• TASK TO CARRY OUT
Wherever the string "Солнышко" appears in a line, extract that line.

— start of EXERCISE MATERIALS —

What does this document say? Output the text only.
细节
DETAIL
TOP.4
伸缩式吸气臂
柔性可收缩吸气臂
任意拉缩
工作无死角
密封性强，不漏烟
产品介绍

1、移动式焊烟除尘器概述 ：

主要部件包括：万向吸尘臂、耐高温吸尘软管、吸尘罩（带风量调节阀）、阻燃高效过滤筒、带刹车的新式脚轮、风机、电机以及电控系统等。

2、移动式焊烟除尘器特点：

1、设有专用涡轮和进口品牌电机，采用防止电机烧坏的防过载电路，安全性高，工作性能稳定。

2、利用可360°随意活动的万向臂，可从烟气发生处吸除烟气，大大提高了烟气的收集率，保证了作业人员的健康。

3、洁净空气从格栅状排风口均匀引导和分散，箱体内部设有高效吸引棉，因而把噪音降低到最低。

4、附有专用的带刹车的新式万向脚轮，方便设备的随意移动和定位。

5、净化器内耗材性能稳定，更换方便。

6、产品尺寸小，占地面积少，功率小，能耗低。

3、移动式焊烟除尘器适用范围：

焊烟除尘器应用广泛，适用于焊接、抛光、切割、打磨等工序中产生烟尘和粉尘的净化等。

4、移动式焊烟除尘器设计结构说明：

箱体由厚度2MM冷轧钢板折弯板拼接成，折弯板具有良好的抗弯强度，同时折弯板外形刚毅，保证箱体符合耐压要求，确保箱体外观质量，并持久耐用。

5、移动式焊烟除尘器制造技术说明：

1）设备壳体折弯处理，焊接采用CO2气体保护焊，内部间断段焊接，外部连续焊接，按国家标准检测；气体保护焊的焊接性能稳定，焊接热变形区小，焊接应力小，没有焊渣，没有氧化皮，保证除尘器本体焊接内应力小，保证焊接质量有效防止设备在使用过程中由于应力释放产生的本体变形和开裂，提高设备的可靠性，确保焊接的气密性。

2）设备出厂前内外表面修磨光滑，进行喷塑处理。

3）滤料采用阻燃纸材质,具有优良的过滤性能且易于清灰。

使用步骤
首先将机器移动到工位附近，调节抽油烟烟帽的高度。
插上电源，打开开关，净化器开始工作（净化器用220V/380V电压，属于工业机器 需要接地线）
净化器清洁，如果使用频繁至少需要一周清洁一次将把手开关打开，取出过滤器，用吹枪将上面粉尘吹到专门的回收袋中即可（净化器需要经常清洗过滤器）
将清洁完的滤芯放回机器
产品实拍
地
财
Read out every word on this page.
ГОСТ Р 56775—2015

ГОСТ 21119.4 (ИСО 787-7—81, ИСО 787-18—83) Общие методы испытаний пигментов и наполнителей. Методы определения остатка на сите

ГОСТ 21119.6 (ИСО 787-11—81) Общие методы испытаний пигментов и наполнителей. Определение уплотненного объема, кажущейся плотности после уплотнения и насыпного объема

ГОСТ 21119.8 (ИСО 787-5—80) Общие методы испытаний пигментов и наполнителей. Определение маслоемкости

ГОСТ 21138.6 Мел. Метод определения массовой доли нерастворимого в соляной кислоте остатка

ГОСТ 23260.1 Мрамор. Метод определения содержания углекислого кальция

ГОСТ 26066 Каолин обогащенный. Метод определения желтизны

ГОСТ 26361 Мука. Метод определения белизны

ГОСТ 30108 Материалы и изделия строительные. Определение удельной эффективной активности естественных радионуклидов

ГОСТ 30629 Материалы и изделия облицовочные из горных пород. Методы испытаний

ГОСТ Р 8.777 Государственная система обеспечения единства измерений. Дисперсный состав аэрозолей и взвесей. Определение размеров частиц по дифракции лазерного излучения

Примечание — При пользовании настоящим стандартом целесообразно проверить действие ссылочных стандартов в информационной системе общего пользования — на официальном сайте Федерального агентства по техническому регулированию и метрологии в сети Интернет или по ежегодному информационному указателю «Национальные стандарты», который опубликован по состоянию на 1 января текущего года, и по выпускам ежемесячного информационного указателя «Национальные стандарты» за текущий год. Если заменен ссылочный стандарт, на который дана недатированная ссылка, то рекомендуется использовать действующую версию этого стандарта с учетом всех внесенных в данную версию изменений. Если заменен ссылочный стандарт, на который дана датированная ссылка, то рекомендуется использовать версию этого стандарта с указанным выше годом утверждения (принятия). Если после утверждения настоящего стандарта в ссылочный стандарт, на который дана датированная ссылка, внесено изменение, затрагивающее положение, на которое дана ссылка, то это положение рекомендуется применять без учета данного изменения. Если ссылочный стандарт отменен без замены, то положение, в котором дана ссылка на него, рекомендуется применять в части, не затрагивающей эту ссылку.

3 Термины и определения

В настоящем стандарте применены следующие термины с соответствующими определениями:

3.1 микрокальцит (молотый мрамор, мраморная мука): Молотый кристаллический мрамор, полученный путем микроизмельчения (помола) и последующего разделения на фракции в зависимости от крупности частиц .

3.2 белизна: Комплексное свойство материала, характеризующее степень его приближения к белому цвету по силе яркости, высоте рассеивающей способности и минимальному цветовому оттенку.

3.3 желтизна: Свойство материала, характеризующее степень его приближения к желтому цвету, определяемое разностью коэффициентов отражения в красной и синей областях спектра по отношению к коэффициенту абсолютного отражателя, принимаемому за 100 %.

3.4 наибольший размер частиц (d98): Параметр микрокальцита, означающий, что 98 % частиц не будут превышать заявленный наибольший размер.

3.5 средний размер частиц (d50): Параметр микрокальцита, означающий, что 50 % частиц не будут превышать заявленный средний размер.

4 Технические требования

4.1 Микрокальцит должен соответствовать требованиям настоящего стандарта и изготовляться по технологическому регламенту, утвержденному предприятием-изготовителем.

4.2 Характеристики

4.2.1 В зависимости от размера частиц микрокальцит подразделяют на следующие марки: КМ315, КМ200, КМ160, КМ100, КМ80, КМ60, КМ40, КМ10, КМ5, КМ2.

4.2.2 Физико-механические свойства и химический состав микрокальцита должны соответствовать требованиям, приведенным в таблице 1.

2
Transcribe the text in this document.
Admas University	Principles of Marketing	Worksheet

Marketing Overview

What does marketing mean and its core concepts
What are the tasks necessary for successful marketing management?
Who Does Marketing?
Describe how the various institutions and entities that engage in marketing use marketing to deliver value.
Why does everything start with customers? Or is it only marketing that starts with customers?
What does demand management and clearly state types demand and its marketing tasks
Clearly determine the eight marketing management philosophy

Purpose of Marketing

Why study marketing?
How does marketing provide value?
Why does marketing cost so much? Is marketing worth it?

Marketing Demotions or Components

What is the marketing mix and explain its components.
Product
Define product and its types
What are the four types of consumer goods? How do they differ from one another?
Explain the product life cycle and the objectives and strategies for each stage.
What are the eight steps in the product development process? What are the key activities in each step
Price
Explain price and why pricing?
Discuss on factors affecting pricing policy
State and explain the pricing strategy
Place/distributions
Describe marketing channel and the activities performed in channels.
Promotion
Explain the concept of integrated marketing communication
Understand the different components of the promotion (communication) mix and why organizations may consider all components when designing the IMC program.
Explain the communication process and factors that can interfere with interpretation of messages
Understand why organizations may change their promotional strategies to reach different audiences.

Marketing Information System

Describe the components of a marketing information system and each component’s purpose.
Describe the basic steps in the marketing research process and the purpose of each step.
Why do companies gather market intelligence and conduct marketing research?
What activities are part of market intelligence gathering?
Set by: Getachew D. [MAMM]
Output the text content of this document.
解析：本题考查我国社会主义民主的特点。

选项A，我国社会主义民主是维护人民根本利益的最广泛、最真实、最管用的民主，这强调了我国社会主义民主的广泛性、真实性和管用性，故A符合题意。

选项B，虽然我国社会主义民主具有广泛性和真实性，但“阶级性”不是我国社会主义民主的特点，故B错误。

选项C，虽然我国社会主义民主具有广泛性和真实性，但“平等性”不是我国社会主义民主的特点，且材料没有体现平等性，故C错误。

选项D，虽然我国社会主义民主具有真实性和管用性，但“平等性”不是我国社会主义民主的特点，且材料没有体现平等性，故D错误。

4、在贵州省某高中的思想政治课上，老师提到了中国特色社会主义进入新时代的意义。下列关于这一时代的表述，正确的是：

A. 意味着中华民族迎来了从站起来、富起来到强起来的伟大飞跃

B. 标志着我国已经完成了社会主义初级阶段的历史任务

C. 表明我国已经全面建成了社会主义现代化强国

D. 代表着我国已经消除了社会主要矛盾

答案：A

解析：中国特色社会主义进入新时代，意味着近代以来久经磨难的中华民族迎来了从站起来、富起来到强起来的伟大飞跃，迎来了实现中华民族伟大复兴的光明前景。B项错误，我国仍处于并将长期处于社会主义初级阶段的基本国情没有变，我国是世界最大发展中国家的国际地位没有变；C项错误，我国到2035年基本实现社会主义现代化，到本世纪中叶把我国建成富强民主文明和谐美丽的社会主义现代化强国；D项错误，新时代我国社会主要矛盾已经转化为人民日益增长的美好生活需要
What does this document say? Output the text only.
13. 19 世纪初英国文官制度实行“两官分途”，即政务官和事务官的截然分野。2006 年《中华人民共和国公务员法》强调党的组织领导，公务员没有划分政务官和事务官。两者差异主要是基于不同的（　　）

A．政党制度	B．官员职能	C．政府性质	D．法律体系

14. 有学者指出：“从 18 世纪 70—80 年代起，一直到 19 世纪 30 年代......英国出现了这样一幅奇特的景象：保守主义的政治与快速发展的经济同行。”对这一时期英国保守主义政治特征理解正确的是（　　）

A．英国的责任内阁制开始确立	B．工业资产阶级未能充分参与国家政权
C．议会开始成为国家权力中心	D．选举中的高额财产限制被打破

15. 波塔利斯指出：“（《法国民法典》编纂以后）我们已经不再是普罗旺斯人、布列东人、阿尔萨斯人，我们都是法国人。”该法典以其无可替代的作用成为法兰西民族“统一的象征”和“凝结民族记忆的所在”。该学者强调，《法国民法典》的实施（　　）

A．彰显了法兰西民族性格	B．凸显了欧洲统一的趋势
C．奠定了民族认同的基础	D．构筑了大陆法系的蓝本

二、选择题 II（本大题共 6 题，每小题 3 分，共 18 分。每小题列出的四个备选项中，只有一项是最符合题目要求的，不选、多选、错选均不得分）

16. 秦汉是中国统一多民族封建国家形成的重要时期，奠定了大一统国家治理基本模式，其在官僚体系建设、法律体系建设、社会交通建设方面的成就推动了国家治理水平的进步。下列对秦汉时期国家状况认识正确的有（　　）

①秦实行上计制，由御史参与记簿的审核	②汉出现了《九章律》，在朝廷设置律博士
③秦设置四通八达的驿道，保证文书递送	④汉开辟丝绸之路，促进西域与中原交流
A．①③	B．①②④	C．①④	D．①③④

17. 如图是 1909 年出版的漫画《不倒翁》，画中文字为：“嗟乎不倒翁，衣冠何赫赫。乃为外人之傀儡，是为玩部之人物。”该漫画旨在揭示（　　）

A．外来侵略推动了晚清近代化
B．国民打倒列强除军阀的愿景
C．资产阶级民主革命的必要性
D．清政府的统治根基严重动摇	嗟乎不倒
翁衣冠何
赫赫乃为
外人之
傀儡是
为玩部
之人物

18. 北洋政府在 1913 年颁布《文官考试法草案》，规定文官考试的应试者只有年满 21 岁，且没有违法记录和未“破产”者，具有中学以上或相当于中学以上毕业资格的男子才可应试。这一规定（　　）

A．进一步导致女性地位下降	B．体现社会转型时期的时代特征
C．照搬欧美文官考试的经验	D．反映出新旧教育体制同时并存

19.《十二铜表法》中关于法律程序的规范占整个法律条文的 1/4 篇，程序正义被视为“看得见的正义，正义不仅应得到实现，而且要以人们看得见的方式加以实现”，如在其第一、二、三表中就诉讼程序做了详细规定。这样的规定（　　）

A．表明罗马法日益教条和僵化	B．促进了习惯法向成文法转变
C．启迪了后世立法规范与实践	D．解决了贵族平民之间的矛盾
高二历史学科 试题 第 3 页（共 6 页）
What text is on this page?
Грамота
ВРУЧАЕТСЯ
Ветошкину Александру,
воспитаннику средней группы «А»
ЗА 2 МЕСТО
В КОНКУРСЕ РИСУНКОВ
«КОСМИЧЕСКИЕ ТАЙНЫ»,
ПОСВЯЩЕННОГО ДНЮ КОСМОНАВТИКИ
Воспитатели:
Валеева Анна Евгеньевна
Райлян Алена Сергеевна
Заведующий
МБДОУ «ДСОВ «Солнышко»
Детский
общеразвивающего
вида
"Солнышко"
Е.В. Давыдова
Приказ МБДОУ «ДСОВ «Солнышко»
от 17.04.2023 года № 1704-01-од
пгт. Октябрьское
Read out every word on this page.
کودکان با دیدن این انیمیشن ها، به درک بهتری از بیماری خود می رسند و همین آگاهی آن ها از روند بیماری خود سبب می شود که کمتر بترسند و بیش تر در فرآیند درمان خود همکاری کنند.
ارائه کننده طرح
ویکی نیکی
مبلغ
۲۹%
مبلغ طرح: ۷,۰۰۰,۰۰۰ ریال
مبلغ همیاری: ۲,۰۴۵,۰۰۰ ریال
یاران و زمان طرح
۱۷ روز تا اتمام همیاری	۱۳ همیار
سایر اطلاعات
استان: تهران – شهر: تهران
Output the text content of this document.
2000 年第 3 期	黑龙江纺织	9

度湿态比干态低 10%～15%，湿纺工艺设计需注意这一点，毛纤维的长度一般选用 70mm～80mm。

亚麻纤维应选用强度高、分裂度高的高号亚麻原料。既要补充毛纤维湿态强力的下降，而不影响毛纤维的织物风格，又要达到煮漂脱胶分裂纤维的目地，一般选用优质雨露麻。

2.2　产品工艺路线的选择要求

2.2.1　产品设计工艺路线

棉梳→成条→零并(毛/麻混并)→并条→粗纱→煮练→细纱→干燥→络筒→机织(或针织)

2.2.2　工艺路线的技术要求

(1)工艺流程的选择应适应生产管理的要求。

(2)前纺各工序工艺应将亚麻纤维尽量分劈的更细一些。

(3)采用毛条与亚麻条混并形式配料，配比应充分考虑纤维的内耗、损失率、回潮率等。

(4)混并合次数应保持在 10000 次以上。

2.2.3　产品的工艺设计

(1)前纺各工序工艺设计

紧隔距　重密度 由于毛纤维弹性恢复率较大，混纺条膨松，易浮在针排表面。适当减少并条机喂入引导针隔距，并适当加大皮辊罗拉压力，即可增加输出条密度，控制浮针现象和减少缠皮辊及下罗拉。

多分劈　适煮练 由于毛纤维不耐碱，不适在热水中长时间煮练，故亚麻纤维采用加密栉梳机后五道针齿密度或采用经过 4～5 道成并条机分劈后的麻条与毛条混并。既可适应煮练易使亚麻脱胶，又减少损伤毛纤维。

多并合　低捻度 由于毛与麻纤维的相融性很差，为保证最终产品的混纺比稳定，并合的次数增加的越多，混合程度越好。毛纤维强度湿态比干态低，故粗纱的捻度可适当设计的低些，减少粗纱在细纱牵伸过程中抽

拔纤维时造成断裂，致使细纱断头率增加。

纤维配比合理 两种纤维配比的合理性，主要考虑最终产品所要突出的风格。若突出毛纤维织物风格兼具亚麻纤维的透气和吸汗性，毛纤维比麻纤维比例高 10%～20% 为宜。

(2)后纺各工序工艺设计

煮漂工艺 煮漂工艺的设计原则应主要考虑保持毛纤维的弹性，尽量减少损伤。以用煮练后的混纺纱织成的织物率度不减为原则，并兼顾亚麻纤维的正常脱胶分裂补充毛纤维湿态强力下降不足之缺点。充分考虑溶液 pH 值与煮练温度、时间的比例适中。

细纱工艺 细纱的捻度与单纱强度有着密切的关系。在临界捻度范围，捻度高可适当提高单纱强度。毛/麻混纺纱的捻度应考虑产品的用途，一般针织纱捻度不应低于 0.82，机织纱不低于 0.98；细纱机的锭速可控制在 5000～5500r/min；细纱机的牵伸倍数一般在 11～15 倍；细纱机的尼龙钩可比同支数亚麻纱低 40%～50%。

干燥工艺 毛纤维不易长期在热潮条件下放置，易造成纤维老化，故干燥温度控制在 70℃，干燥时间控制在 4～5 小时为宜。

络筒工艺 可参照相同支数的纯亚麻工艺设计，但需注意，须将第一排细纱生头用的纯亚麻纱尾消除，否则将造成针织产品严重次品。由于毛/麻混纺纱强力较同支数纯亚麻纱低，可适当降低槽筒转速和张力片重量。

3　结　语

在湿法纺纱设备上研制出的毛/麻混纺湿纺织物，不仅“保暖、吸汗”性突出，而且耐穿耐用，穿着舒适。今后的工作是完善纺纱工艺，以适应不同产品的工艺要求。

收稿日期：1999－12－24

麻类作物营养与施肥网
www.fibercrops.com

— end of EXERCISE MATERIALS —

• SOLUTION
МБДОУ «ДСОВ «Солнышко»
"Солнышко"
Приказ МБДОУ «ДСОВ «Солнышко»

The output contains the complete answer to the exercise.